>>
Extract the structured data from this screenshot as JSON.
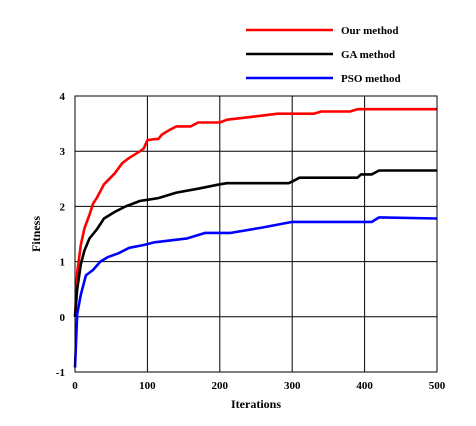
{
  "chart_data": {
    "type": "line",
    "title": "",
    "xlabel": "Iterations",
    "ylabel": "Fitness",
    "xlim": [
      0,
      500
    ],
    "ylim": [
      -1,
      4
    ],
    "xticks": [
      0,
      100,
      200,
      300,
      400,
      500
    ],
    "yticks": [
      -1,
      0,
      1,
      2,
      3,
      4
    ],
    "grid": true,
    "legend_position": "top-right, above plot",
    "series": [
      {
        "name": "Our method",
        "color": "#ff0000",
        "points": [
          [
            0,
            0
          ],
          [
            3,
            0.8
          ],
          [
            8,
            1.3
          ],
          [
            13,
            1.6
          ],
          [
            20,
            1.85
          ],
          [
            25,
            2.05
          ],
          [
            30,
            2.15
          ],
          [
            40,
            2.4
          ],
          [
            55,
            2.6
          ],
          [
            65,
            2.78
          ],
          [
            75,
            2.88
          ],
          [
            90,
            3.0
          ],
          [
            95,
            3.05
          ],
          [
            100,
            3.2
          ],
          [
            110,
            3.22
          ],
          [
            115,
            3.22
          ],
          [
            120,
            3.3
          ],
          [
            130,
            3.38
          ],
          [
            140,
            3.45
          ],
          [
            160,
            3.45
          ],
          [
            170,
            3.52
          ],
          [
            200,
            3.52
          ],
          [
            210,
            3.57
          ],
          [
            230,
            3.6
          ],
          [
            280,
            3.68
          ],
          [
            330,
            3.68
          ],
          [
            340,
            3.72
          ],
          [
            380,
            3.72
          ],
          [
            390,
            3.76
          ],
          [
            500,
            3.76
          ]
        ]
      },
      {
        "name": "GA method",
        "color": "#000000",
        "points": [
          [
            0,
            0
          ],
          [
            3,
            0.5
          ],
          [
            8,
            0.95
          ],
          [
            13,
            1.2
          ],
          [
            20,
            1.42
          ],
          [
            30,
            1.58
          ],
          [
            40,
            1.78
          ],
          [
            55,
            1.9
          ],
          [
            70,
            2.0
          ],
          [
            90,
            2.1
          ],
          [
            100,
            2.12
          ],
          [
            115,
            2.15
          ],
          [
            140,
            2.25
          ],
          [
            170,
            2.32
          ],
          [
            200,
            2.4
          ],
          [
            210,
            2.42
          ],
          [
            220,
            2.42
          ],
          [
            295,
            2.42
          ],
          [
            300,
            2.45
          ],
          [
            310,
            2.52
          ],
          [
            390,
            2.52
          ],
          [
            395,
            2.58
          ],
          [
            410,
            2.58
          ],
          [
            420,
            2.65
          ],
          [
            500,
            2.65
          ]
        ]
      },
      {
        "name": "PSO method",
        "color": "#0000ff",
        "points": [
          [
            0,
            -0.92
          ],
          [
            3,
            0.05
          ],
          [
            8,
            0.4
          ],
          [
            15,
            0.75
          ],
          [
            25,
            0.85
          ],
          [
            35,
            1.0
          ],
          [
            45,
            1.08
          ],
          [
            60,
            1.15
          ],
          [
            75,
            1.25
          ],
          [
            95,
            1.3
          ],
          [
            110,
            1.35
          ],
          [
            130,
            1.38
          ],
          [
            155,
            1.42
          ],
          [
            180,
            1.52
          ],
          [
            215,
            1.52
          ],
          [
            260,
            1.62
          ],
          [
            300,
            1.72
          ],
          [
            310,
            1.72
          ],
          [
            410,
            1.72
          ],
          [
            420,
            1.8
          ],
          [
            500,
            1.78
          ]
        ]
      }
    ]
  }
}
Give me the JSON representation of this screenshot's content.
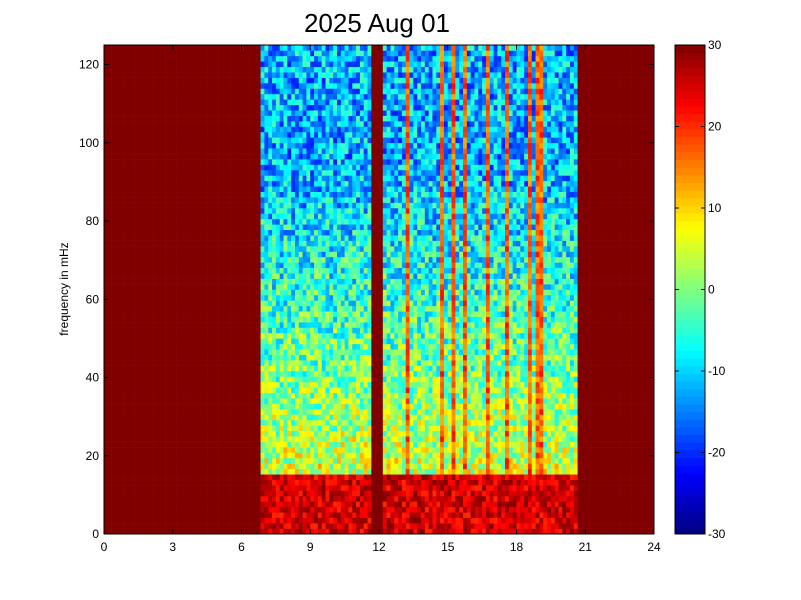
{
  "chart_data": {
    "type": "heatmap",
    "title": "2025 Aug 01",
    "xlabel": "",
    "ylabel": "frequency in mHz",
    "x_range": [
      0,
      24
    ],
    "y_range": [
      0,
      125
    ],
    "x_ticks": [
      0,
      3,
      6,
      9,
      12,
      15,
      18,
      21,
      24
    ],
    "y_ticks": [
      0,
      20,
      40,
      60,
      80,
      100,
      120
    ],
    "colorbar": {
      "range": [
        -30,
        30
      ],
      "ticks": [
        -30,
        -20,
        -10,
        0,
        10,
        20,
        30
      ],
      "colormap": "jet"
    },
    "grid": false,
    "saturated_regions": [
      {
        "x_start": 0,
        "x_end": 6.8,
        "value": 30
      },
      {
        "x_start": 20.6,
        "x_end": 24,
        "value": 30
      },
      {
        "x_start": 11.6,
        "x_end": 12.1,
        "value": 30
      }
    ],
    "low_frequency_band": {
      "y_start": 0,
      "y_end": 15,
      "value": 25
    },
    "mid_frequency_typical": {
      "y": 40,
      "value": 5
    },
    "high_frequency_typical": {
      "y": 120,
      "value": -12
    },
    "vertical_lines_x": [
      13.2,
      14.7,
      15.3,
      15.8,
      16.7,
      17.6,
      18.6,
      19.0
    ]
  },
  "colors": {
    "background": "#ffffff",
    "saturated": "#800000",
    "axis": "#000000"
  }
}
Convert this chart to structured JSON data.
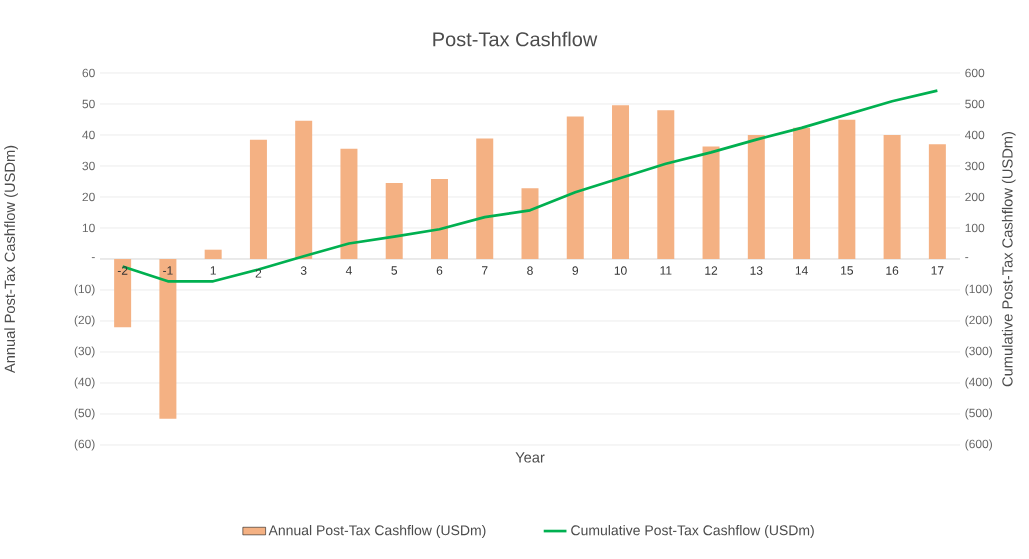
{
  "chart_data": {
    "type": "bar",
    "title": "Post-Tax Cashflow",
    "xlabel": "Year",
    "ylabel": "Annual Post-Tax Cashflow (USDm)",
    "y2label": "Cumulative Post-Tax Cashflow (USDm)",
    "categories": [
      "-2",
      "-1",
      "1",
      "2",
      "3",
      "4",
      "5",
      "6",
      "7",
      "8",
      "9",
      "10",
      "11",
      "12",
      "13",
      "14",
      "15",
      "16",
      "17"
    ],
    "series": [
      {
        "name": "Annual Post-Tax Cashflow (USDm)",
        "color": "#f4b183",
        "values": [
          -22,
          -51.5,
          3,
          38.5,
          44.6,
          35.6,
          24.5,
          25.8,
          38.9,
          22.8,
          46,
          49.6,
          48,
          36.3,
          40,
          42.3,
          44.9,
          40,
          37
        ]
      },
      {
        "name": "Cumulative Post-Tax Cashflow (USDm)",
        "type": "line",
        "axis": "y2",
        "color": "#00b050",
        "values": [
          -24,
          -72,
          -72,
          -34,
          9,
          50,
          72,
          96,
          135,
          157,
          215,
          261,
          307,
          344,
          385,
          423,
          466,
          509,
          543
        ]
      }
    ],
    "ylim": [
      -60,
      60
    ],
    "yticks": [
      {
        "value": -60,
        "label": "(60)"
      },
      {
        "value": -50,
        "label": "(50)"
      },
      {
        "value": -40,
        "label": "(40)"
      },
      {
        "value": -30,
        "label": "(30)"
      },
      {
        "value": -20,
        "label": "(20)"
      },
      {
        "value": -10,
        "label": "(10)"
      },
      {
        "value": 0,
        "label": "-"
      },
      10,
      20,
      30,
      40,
      50,
      60
    ],
    "y2lim": [
      -600,
      600
    ],
    "y2ticks": [
      {
        "value": -600,
        "label": "(600)"
      },
      {
        "value": -500,
        "label": "(500)"
      },
      {
        "value": -400,
        "label": "(400)"
      },
      {
        "value": -300,
        "label": "(300)"
      },
      {
        "value": -200,
        "label": "(200)"
      },
      {
        "value": -100,
        "label": "(100)"
      },
      {
        "value": 0,
        "label": "-"
      },
      100,
      200,
      300,
      400,
      500,
      600
    ],
    "grid": "y",
    "legend": "bottom",
    "marker": "none",
    "line_style": "solid"
  }
}
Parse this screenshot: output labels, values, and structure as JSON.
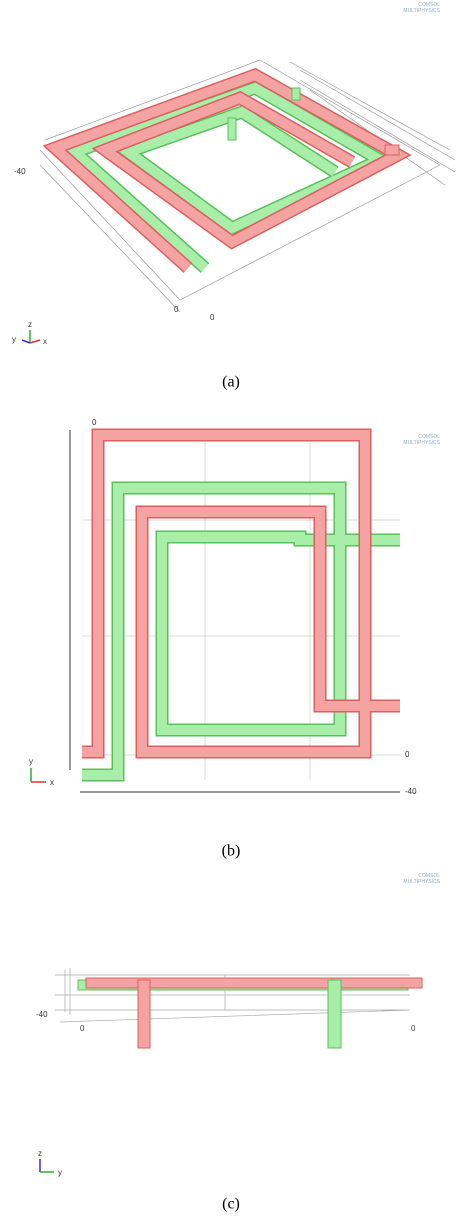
{
  "panels": [
    {
      "caption": "(a)",
      "logo": [
        "COMSOL",
        "MULTIPHYSICS"
      ],
      "axis_labels": [
        "-40",
        "0",
        "0"
      ],
      "triad": [
        "z",
        "y",
        "x"
      ]
    },
    {
      "caption": "(b)",
      "logo": [
        "COMSOL",
        "MULTIPHYSICS"
      ],
      "axis_labels": [
        "0",
        "0",
        "-40"
      ],
      "triad": [
        "y",
        "x"
      ]
    },
    {
      "caption": "(c)",
      "logo": [
        "COMSOL",
        "MULTIPHYSICS"
      ],
      "axis_labels": [
        "-40",
        "0",
        "0"
      ],
      "triad": [
        "z",
        "y"
      ]
    }
  ]
}
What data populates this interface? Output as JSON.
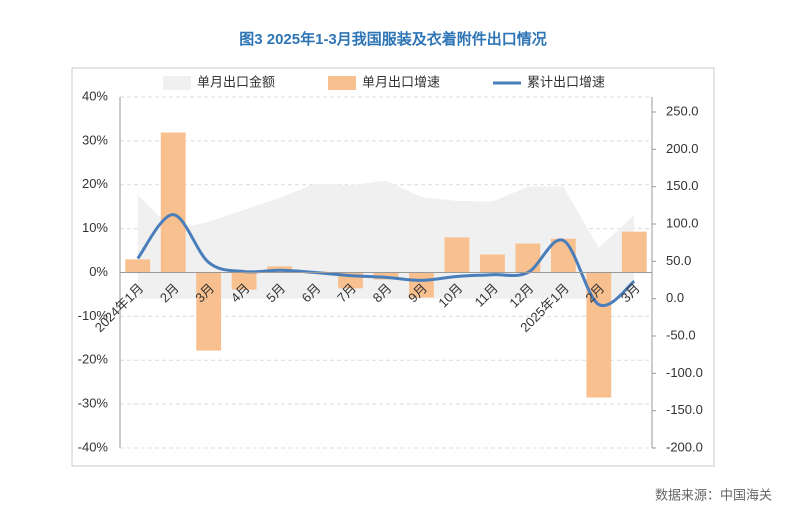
{
  "chart_data": {
    "type": "combo",
    "title": "图3 2025年1-3月我国服装及衣着附件出口情况",
    "source": "数据来源：中国海关",
    "categories": [
      "2024年1月",
      "2月",
      "3月",
      "4月",
      "5月",
      "6月",
      "7月",
      "8月",
      "9月",
      "10月",
      "11月",
      "12月",
      "2025年1月",
      "2月",
      "3月"
    ],
    "series": [
      {
        "name": "单月出口金额",
        "kind": "area",
        "axis": "y2",
        "color": "#f0f0f0",
        "values": [
          139,
          92,
          103,
          119,
          135,
          154,
          152,
          158,
          136,
          131,
          130,
          150,
          150,
          68,
          112
        ]
      },
      {
        "name": "单月出口增速",
        "kind": "bar",
        "color": "#f8c08e",
        "values": [
          3.0,
          31.9,
          -17.8,
          -3.9,
          1.4,
          0.2,
          -3.6,
          -1.6,
          -5.7,
          8.0,
          4.1,
          6.6,
          7.7,
          -28.5,
          9.3
        ]
      },
      {
        "name": "累计出口增速",
        "kind": "line",
        "color": "#4a7ebb",
        "values": [
          3.2,
          13.2,
          2.3,
          0.2,
          0.5,
          0.0,
          -0.7,
          -1.1,
          -1.8,
          -0.9,
          -0.5,
          0.0,
          7.3,
          -7.3,
          -2.0
        ]
      }
    ],
    "ylim": [
      -40,
      40
    ],
    "yticks": [
      {
        "value": -40,
        "label": "-40%"
      },
      {
        "value": -30,
        "label": "-30%"
      },
      {
        "value": -20,
        "label": "-20%"
      },
      {
        "value": -10,
        "label": "-10%"
      },
      {
        "value": 0,
        "label": "0%"
      },
      {
        "value": 10,
        "label": "10%"
      },
      {
        "value": 20,
        "label": "20%"
      },
      {
        "value": 30,
        "label": "30%"
      },
      {
        "value": 40,
        "label": "40%"
      }
    ],
    "y2lim": [
      -200,
      250
    ],
    "y2ticks": [
      {
        "value": -200,
        "label": "-200.0"
      },
      {
        "value": -150,
        "label": "-150.0"
      },
      {
        "value": -100,
        "label": "-100.0"
      },
      {
        "value": -50,
        "label": "-50.0"
      },
      {
        "value": 0,
        "label": "0.0"
      },
      {
        "value": 50,
        "label": "50.0"
      },
      {
        "value": 100,
        "label": "100.0"
      },
      {
        "value": 150,
        "label": "150.0"
      },
      {
        "value": 200,
        "label": "200.0"
      },
      {
        "value": 250,
        "label": "250.0"
      }
    ],
    "grid": true,
    "legend": "top"
  }
}
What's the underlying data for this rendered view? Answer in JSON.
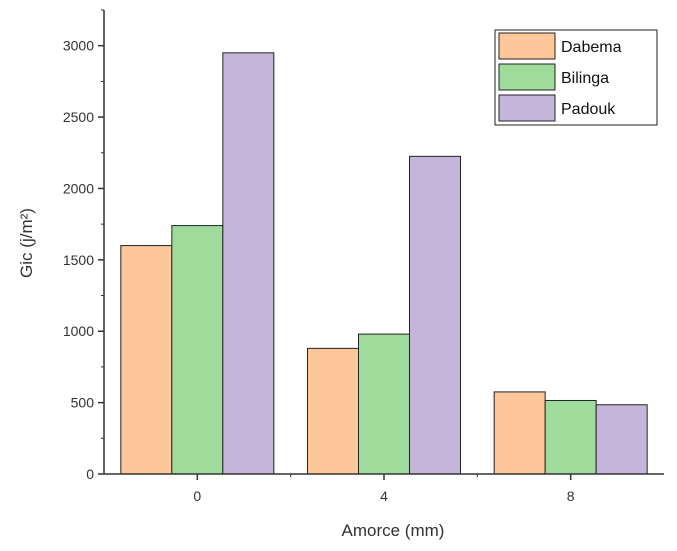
<<
PROBLEM STATEMENT - Return every line containing "xlabel".

IN RESPONSE -
    "xlabel": "Iterations",
    "xlabel": "",
    "xlabel": "Year",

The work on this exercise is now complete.